In the listing that follows, how many lines contain "Matched"? Give the number only.
========================================
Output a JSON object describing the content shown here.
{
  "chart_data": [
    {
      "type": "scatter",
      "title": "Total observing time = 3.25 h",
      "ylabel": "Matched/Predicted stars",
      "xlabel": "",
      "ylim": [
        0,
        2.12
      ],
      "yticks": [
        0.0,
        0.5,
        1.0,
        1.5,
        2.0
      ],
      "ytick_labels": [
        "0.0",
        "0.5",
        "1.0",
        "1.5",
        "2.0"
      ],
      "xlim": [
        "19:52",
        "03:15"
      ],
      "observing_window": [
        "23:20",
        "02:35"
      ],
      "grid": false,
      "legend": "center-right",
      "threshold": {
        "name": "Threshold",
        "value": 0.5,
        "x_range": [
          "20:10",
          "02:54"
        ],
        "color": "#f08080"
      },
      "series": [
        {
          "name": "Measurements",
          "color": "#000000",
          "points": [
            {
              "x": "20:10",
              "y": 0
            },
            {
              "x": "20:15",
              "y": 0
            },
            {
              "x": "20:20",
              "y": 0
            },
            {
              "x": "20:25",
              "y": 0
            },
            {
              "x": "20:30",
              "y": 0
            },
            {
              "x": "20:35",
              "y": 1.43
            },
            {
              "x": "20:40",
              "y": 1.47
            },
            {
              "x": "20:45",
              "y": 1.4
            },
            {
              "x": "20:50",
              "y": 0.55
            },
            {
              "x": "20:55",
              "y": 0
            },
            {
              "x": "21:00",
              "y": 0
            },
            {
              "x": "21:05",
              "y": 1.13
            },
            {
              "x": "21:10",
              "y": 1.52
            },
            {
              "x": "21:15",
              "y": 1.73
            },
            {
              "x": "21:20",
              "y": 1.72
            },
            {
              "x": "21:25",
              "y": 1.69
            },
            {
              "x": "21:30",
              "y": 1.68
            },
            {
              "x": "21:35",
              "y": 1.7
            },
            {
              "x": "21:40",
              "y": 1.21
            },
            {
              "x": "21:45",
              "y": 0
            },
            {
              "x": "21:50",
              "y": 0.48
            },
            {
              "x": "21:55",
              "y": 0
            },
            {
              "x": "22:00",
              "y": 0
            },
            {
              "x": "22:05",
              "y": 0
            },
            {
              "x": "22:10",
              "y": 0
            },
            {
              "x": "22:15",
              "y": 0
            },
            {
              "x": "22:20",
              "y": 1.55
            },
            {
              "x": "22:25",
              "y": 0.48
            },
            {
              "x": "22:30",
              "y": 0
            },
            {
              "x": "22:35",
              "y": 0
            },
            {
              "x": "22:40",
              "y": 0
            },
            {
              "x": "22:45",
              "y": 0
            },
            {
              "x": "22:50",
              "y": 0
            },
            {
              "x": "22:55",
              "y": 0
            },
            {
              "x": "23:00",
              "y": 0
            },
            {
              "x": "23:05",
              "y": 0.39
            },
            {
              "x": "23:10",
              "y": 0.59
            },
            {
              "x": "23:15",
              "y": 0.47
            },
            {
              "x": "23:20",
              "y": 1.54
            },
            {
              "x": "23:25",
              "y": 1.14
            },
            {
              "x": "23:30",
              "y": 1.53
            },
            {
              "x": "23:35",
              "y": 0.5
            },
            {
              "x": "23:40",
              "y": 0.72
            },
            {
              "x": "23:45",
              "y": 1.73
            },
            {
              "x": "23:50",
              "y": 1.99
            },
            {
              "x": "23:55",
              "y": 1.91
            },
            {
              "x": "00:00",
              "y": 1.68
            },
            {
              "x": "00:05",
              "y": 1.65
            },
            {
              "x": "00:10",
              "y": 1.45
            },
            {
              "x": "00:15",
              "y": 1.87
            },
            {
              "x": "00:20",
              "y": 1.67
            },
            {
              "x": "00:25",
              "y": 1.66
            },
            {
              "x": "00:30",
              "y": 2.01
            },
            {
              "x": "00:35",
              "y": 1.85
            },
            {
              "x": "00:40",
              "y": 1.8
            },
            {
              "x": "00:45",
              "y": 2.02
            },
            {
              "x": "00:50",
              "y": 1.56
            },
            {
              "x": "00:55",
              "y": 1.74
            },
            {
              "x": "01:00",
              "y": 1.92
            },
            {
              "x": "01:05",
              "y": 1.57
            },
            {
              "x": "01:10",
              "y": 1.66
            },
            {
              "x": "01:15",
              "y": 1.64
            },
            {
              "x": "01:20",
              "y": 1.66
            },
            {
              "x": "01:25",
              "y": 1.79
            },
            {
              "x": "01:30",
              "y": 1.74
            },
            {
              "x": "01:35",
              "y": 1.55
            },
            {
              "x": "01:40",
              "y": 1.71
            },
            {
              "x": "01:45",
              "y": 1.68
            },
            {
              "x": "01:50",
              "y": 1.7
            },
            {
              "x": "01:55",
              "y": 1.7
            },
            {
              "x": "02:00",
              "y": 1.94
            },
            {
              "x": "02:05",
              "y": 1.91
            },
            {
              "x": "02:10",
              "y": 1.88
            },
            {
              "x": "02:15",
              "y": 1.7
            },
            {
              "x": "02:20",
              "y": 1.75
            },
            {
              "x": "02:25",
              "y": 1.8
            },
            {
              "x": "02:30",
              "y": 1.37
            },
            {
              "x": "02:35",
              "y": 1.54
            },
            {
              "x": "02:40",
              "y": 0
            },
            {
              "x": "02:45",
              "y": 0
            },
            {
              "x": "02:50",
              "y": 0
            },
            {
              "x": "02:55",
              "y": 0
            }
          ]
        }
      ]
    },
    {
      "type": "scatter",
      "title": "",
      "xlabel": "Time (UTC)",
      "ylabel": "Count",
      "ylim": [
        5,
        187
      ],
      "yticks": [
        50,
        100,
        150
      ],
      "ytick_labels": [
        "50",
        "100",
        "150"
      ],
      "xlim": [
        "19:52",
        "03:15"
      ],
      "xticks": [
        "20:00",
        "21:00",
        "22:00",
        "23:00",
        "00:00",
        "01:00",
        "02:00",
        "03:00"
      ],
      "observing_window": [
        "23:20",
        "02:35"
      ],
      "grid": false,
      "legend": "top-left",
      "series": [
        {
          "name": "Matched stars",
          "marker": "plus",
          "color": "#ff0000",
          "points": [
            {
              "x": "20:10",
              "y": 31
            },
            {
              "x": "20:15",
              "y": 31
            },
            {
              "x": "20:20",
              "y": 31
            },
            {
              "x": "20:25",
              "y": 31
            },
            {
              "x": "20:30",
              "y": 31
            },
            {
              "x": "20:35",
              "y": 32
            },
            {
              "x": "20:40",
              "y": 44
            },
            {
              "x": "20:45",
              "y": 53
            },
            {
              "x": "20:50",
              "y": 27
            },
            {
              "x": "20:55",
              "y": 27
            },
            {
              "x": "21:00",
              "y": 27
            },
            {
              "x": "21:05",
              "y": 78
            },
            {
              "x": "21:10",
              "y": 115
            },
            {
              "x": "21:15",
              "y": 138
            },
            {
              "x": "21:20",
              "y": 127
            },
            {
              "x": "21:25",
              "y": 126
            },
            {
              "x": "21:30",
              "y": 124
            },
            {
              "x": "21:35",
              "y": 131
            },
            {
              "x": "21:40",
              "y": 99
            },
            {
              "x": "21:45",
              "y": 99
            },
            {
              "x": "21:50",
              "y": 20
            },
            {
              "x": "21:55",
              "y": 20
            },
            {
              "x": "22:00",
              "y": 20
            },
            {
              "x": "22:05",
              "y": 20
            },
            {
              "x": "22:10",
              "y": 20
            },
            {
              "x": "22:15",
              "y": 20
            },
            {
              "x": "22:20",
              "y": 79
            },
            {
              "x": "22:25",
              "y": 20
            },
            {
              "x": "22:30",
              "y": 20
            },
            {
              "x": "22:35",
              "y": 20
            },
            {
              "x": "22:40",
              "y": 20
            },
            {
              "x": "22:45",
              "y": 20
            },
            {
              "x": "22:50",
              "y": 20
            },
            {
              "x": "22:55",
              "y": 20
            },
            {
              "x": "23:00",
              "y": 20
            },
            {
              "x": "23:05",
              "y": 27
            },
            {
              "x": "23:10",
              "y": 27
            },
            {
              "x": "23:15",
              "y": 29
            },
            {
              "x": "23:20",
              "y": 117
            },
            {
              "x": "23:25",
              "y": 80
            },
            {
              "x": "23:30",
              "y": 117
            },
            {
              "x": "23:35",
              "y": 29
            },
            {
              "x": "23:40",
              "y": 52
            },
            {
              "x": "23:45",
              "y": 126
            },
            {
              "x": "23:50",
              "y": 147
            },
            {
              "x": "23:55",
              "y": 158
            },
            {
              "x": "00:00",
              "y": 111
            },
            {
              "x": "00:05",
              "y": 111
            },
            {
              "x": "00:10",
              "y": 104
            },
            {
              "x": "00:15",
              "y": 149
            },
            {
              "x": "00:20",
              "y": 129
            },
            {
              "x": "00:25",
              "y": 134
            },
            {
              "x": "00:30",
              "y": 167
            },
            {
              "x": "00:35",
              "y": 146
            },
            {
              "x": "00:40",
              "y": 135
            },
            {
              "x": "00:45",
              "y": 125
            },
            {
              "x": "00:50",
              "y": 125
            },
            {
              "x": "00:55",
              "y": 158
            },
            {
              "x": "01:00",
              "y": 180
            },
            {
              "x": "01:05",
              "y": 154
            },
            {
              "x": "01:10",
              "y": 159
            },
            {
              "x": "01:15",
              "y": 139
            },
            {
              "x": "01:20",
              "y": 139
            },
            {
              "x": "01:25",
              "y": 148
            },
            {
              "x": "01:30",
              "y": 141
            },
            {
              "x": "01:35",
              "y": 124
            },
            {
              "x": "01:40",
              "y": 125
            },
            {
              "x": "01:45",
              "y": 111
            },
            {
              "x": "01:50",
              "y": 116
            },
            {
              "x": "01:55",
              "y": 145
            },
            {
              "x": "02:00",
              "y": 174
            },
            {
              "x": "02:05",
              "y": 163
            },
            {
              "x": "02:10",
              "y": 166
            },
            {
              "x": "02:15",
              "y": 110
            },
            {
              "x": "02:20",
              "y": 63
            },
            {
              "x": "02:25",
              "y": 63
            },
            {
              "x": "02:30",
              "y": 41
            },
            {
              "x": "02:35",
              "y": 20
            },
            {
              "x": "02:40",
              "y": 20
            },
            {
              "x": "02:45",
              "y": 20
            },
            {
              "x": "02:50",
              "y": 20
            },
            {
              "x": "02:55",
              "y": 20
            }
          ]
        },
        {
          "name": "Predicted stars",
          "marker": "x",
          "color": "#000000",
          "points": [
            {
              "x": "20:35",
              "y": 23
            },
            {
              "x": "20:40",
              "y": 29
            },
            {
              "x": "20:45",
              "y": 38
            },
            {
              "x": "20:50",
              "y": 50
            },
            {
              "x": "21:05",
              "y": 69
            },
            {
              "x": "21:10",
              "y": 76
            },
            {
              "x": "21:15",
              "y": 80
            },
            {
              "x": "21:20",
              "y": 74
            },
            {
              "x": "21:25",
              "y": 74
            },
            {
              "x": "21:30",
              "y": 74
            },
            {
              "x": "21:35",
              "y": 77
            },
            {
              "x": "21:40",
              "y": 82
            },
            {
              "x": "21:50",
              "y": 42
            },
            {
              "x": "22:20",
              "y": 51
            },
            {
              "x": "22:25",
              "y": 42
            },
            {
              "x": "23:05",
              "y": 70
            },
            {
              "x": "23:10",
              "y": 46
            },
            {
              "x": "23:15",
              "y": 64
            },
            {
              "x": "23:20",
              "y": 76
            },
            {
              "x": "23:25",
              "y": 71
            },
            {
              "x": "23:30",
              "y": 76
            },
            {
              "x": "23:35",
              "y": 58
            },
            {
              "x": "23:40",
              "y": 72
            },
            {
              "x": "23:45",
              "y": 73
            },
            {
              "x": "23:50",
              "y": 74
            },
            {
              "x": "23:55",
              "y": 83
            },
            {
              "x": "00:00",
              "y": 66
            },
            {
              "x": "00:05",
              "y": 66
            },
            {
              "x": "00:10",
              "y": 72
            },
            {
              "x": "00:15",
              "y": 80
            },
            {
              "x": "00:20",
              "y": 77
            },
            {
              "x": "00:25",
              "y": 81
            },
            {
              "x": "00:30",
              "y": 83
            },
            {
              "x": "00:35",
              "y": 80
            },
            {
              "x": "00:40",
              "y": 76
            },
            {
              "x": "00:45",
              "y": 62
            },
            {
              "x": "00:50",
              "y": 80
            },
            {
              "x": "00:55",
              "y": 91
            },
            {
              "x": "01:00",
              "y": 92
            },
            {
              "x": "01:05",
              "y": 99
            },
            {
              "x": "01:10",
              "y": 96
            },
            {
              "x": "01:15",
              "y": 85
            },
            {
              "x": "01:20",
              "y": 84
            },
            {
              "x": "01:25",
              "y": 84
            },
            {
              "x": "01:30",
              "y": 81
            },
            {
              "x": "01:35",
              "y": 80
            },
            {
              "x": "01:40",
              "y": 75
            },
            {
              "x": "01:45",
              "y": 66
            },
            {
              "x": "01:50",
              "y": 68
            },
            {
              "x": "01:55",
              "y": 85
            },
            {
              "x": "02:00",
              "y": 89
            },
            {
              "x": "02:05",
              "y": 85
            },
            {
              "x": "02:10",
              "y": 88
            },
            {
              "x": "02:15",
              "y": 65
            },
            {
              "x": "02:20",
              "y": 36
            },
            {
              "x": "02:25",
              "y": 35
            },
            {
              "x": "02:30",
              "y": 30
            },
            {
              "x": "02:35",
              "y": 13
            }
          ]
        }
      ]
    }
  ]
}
========================================
[EXERCISE RESULT] 2